▸ WHAT YOU WILL DO: Please reproduce the data word for word, from the beginning of the data through the line containing "1573, 228, 1818]", including both ends.

▸ EXERCISE INPUTS:
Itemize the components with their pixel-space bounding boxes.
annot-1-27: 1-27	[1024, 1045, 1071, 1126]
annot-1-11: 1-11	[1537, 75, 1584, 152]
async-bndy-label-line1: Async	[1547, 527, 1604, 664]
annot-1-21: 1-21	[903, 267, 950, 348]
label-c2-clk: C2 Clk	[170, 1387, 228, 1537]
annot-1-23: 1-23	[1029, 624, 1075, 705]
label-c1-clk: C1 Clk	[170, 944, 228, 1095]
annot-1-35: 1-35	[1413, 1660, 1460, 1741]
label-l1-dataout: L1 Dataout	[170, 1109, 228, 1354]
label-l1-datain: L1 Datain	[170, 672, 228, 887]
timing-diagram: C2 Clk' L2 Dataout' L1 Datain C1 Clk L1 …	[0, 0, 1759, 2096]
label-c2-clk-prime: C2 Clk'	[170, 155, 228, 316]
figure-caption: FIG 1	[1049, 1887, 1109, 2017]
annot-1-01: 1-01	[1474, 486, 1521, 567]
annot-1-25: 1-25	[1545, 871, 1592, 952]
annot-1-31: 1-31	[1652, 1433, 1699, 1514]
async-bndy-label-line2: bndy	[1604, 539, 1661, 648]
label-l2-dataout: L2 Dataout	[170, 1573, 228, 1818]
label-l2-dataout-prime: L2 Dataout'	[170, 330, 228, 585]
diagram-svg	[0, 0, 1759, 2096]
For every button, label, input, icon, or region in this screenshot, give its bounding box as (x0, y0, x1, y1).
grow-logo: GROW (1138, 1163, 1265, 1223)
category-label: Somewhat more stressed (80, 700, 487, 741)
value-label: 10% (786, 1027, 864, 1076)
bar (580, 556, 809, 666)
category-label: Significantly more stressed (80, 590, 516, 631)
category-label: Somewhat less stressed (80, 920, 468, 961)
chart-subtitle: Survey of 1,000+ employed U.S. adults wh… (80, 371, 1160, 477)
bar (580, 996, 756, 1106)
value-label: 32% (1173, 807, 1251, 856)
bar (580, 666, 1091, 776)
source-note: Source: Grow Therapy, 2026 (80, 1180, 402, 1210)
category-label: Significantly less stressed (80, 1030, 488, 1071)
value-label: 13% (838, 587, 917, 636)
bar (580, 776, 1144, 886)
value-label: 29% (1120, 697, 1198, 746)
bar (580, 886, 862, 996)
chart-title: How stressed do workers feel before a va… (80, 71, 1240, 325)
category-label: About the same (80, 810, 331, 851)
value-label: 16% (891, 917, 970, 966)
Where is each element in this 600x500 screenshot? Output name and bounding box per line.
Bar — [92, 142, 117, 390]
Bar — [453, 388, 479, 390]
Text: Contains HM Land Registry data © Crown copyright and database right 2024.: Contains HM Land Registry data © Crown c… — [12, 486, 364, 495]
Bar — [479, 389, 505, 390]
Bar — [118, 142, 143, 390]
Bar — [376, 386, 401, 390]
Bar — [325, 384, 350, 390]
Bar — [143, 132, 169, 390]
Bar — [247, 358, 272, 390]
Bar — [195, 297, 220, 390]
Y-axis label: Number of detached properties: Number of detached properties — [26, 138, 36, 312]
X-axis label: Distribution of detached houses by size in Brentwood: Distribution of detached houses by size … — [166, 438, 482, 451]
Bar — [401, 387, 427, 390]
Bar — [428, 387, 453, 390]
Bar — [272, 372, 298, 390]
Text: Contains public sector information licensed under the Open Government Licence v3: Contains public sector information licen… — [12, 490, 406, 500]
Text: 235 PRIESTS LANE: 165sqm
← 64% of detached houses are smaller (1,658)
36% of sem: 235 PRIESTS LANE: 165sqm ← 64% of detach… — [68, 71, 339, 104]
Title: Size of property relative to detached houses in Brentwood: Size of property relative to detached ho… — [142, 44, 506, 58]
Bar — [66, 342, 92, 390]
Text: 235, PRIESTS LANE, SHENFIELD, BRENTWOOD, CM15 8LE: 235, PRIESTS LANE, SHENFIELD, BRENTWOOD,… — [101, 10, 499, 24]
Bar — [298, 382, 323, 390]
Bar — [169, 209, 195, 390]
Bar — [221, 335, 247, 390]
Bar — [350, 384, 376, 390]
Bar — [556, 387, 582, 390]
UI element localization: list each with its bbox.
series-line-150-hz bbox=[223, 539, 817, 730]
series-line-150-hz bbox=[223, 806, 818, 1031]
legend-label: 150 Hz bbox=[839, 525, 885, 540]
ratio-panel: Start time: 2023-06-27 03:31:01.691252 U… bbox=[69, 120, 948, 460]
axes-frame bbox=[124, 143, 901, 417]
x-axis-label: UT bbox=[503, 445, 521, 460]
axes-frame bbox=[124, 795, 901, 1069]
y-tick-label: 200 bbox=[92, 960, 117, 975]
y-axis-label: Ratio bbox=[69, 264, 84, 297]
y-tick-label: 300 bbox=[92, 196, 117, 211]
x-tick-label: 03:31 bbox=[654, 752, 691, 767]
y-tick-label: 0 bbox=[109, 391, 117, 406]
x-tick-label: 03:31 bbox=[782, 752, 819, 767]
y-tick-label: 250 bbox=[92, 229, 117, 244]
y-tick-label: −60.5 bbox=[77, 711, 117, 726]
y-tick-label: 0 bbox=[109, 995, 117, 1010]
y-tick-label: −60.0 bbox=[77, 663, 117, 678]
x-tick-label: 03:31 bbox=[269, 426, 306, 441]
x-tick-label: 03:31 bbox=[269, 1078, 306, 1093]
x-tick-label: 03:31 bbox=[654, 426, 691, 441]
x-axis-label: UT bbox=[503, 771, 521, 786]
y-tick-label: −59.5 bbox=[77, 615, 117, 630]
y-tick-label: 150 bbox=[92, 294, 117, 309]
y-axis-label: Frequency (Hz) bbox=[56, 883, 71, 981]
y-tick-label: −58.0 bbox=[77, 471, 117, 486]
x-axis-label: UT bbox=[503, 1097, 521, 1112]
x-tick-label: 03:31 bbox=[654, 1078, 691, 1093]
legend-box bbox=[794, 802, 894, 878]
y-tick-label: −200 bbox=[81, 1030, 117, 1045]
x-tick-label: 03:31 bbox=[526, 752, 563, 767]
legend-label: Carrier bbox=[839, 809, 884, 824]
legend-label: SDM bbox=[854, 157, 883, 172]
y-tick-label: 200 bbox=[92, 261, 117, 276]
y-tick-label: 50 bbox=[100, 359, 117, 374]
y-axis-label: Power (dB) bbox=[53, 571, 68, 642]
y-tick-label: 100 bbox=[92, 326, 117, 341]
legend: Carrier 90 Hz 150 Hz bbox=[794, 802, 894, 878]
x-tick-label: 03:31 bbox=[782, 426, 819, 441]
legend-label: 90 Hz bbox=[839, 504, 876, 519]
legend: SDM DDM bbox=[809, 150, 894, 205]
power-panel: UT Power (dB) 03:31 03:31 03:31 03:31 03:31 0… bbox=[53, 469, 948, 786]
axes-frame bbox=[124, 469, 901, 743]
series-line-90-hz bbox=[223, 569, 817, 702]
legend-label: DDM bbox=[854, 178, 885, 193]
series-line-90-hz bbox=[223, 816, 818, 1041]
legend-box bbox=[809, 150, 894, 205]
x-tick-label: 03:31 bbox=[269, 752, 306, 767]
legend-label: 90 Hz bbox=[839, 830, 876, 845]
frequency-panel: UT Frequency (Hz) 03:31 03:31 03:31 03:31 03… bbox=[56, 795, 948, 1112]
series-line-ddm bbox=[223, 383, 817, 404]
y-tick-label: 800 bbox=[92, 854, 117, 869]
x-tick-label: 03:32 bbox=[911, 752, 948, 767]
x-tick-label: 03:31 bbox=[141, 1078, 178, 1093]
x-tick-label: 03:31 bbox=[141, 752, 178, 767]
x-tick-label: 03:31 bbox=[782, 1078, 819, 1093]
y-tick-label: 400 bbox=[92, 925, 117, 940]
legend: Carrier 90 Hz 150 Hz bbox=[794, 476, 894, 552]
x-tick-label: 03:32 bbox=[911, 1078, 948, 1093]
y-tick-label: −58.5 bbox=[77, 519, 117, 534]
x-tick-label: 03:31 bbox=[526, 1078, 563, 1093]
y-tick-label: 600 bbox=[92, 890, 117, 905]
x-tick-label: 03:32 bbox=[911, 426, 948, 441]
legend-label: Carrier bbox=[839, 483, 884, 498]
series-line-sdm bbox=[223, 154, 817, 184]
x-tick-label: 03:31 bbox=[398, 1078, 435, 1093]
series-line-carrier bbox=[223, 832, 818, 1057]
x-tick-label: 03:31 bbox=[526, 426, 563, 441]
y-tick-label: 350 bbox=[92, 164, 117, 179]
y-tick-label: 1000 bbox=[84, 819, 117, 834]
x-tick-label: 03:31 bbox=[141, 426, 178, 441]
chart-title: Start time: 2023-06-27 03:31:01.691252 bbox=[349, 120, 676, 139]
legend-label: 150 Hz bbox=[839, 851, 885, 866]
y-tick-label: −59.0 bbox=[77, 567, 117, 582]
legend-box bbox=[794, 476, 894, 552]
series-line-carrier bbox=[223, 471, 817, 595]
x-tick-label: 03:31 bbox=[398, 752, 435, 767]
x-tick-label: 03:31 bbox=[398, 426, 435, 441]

▸ EXERCISE OUTPUT:
Itemize the components with their pixel-space bounding boxes.
annot-1-27: 1-27	[1024, 1045, 1071, 1126]
annot-1-11: 1-11	[1537, 75, 1584, 152]
async-bndy-label-line1: Async	[1547, 527, 1604, 664]
annot-1-21: 1-21	[903, 267, 950, 348]
label-c2-clk: C2 Clk	[170, 1387, 228, 1537]
annot-1-23: 1-23	[1029, 624, 1075, 705]
label-c1-clk: C1 Clk	[170, 944, 228, 1095]
annot-1-35: 1-35	[1413, 1660, 1460, 1741]
label-l1-dataout: L1 Dataout	[170, 1109, 228, 1354]
label-l1-datain: L1 Datain	[170, 672, 228, 887]
timing-diagram: C2 Clk' L2 Dataout' L1 Datain C1 Clk L1 …	[0, 0, 1759, 2096]
label-c2-clk-prime: C2 Clk'	[170, 155, 228, 316]
figure-caption: FIG 1	[1049, 1887, 1109, 2017]
annot-1-01: 1-01	[1474, 486, 1521, 567]
annot-1-25: 1-25	[1545, 871, 1592, 952]
annot-1-31: 1-31	[1652, 1433, 1699, 1514]
async-bndy-label-line2: bndy	[1604, 539, 1661, 648]
label-l2-dataout: L2 Dataout	[170, 1573, 228, 1818]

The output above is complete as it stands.